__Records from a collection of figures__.
*****

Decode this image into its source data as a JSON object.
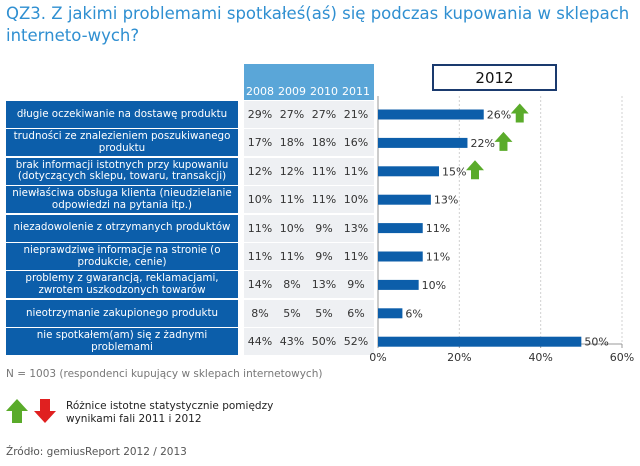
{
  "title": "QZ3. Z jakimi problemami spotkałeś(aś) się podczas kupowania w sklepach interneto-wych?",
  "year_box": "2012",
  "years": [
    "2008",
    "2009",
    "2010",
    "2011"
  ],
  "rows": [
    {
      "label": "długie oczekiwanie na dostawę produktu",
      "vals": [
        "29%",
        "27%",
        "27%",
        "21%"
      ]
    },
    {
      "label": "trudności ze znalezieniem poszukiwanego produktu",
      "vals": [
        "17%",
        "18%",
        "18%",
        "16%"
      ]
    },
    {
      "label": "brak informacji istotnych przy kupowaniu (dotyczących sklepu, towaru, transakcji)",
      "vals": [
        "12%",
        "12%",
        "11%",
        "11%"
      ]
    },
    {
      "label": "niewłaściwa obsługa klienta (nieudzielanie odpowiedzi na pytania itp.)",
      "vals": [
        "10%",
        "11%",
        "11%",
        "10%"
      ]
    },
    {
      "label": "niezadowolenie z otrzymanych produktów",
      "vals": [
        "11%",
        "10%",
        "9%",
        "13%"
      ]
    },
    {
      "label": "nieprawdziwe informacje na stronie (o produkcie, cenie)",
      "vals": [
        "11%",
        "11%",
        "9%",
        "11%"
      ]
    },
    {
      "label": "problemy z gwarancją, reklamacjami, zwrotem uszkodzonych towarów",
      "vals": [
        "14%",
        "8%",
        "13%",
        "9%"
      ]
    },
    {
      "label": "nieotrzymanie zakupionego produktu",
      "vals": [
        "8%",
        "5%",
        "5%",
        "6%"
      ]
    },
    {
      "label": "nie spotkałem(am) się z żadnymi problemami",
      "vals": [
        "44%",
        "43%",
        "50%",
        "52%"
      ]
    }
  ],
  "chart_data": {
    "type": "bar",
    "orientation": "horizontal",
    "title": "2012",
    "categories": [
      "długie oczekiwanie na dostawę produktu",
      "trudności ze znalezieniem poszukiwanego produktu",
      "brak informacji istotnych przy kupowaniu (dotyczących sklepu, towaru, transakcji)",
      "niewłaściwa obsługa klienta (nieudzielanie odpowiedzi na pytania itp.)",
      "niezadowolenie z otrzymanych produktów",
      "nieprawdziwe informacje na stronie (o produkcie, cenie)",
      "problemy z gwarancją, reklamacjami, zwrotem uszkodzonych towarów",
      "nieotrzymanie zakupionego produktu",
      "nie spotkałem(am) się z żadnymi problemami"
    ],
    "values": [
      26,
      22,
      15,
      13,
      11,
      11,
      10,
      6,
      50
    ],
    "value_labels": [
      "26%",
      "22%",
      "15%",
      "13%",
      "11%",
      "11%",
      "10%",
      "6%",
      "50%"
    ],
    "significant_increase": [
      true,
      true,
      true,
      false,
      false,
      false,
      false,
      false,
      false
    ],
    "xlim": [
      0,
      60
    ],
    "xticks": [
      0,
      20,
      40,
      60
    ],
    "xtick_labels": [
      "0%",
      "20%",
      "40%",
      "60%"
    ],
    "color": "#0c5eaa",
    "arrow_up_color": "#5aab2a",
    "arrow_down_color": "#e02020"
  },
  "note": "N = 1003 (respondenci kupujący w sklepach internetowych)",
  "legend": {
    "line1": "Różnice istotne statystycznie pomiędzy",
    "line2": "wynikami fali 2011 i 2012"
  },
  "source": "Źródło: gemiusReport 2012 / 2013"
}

*****

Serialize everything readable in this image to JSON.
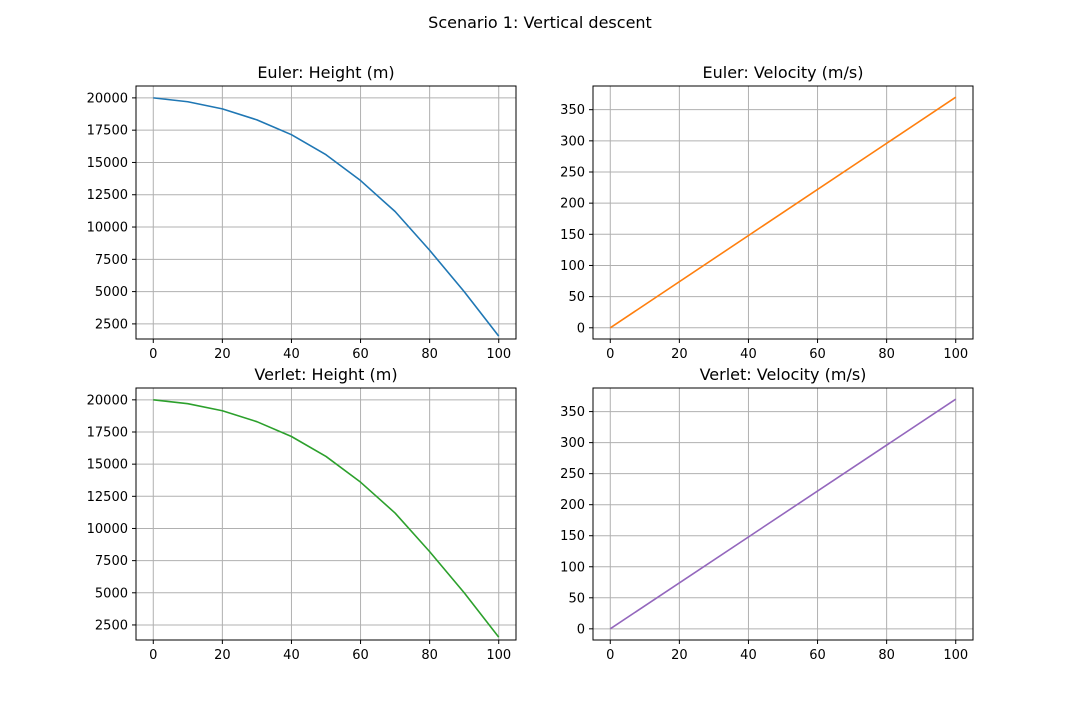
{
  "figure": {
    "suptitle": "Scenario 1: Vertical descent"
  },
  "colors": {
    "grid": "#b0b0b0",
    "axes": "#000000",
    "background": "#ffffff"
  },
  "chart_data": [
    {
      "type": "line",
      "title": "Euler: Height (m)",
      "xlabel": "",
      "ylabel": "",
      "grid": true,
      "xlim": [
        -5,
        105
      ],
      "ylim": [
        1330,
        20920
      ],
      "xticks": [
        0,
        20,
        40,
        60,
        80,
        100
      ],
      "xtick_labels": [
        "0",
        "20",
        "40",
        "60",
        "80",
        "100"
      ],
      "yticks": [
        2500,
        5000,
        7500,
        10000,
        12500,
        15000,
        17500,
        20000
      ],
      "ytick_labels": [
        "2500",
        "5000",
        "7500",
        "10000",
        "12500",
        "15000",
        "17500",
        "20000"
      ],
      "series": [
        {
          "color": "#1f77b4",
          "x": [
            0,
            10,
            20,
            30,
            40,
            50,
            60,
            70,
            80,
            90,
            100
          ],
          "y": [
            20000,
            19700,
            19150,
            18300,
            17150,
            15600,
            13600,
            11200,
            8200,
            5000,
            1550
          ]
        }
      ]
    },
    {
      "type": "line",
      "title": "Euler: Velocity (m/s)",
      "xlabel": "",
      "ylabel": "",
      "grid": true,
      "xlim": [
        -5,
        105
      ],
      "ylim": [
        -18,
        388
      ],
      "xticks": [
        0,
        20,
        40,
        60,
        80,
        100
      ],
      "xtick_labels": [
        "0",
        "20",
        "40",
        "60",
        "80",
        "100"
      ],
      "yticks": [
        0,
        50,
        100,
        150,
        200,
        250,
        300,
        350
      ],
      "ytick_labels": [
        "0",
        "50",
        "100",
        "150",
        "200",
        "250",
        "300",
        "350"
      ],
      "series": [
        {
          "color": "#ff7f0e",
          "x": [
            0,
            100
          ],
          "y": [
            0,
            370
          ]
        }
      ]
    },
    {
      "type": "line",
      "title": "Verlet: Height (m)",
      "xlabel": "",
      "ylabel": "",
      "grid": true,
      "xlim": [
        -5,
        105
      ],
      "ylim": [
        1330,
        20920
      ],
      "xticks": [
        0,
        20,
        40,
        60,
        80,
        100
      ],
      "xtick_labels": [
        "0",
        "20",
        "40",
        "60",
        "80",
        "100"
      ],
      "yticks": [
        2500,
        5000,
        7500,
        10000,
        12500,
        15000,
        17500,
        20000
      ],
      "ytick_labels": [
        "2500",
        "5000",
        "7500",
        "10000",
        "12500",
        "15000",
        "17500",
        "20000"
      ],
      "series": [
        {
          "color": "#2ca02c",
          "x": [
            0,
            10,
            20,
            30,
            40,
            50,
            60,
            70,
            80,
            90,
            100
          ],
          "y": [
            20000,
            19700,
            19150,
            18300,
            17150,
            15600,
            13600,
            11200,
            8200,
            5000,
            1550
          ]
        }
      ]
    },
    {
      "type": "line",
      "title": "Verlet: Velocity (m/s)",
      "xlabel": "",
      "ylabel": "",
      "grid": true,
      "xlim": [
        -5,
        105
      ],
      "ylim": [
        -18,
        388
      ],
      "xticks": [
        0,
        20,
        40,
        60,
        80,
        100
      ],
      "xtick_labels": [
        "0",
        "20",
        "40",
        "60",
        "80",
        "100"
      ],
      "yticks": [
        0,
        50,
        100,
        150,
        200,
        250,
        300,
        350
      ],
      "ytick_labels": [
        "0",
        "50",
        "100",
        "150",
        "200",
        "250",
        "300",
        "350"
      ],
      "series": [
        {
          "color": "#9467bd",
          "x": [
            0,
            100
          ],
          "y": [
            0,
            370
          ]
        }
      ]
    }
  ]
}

*****

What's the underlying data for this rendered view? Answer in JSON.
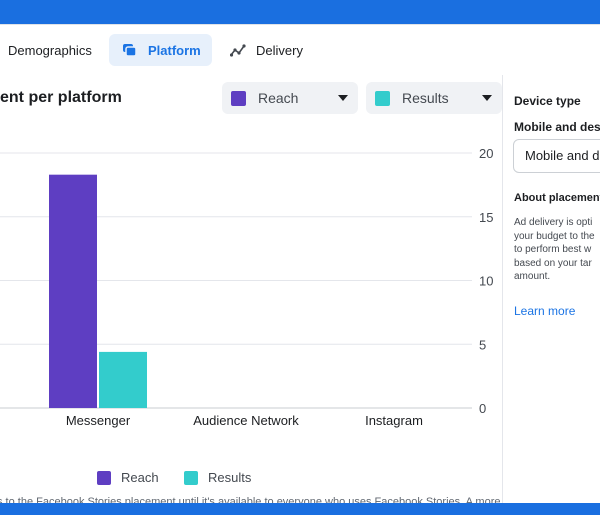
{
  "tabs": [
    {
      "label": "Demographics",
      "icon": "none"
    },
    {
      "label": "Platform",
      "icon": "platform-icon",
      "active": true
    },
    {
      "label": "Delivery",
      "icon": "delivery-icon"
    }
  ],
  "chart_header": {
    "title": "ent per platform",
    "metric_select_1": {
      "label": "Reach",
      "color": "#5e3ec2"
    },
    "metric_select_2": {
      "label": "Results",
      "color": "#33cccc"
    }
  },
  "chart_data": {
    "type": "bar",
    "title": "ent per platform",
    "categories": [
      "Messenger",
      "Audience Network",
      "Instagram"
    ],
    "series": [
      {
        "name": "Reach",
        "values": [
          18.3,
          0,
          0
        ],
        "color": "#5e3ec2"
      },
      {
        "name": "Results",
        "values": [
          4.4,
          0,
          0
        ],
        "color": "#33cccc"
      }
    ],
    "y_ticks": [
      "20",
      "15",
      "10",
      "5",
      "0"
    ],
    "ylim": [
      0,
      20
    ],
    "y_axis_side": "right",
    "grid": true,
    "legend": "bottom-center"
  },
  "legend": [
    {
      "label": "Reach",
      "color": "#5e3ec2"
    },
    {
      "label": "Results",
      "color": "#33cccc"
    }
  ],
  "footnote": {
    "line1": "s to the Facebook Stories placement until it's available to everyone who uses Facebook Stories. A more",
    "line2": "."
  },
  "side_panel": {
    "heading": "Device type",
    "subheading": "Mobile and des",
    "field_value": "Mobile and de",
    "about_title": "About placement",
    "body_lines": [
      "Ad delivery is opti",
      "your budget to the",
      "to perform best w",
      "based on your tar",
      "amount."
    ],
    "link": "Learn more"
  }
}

*****

__Written task__.
Gather from the data above every line with the string "produktu".

__Response for this exercise__.
      "label": "długie oczekiwanie na dostawę produktu",
      "label": "trudności ze znalezieniem poszukiwanego produktu",
      "label": "nieotrzymanie zakupionego produktu",
      "długie oczekiwanie na dostawę produktu",
      "trudności ze znalezieniem poszukiwanego produktu",
      "nieotrzymanie zakupionego produktu",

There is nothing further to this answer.